-- AIM OF THE EXERCISE --
Give every line below again, exactly.

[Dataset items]
===
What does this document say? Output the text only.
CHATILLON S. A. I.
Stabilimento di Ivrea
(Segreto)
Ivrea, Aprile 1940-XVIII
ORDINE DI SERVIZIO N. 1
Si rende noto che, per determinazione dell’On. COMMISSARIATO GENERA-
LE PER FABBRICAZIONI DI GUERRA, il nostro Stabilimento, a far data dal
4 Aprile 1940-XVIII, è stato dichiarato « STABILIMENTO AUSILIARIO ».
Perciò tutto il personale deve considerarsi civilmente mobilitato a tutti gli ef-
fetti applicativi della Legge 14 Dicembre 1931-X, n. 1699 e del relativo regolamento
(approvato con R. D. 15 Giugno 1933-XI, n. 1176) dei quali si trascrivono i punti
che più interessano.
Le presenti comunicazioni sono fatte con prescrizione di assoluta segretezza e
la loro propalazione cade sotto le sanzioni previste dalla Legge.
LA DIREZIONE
===
-- RESPONSE --
What does this document say? Output the text only.
CHATILLON S. A. I.
Stabilimento di Ivrea
(Segreto)
Ivrea, Aprile 1940-XVIII
ORDINE DI SERVIZIO N. 1
Si rende noto che, per determinazione dell’On. COMMISSARIATO GENERA-
LE PER FABBRICAZIONI DI GUERRA, il nostro Stabilimento, a far data dal
4 Aprile 1940-XVIII, è stato dichiarato « STABILIMENTO AUSILIARIO ».
Perciò tutto il personale deve considerarsi civilmente mobilitato a tutti gli ef-
fetti applicativi della Legge 14 Dicembre 1931-X, n. 1699 e del relativo regolamento
(approvato con R. D. 15 Giugno 1933-XI, n. 1176) dei quali si trascrivono i punti
che più interessano.
Le presenti comunicazioni sono fatte con prescrizione di assoluta segretezza e
la loro propalazione cade sotto le sanzioni previste dalla Legge.
LA DIREZIONE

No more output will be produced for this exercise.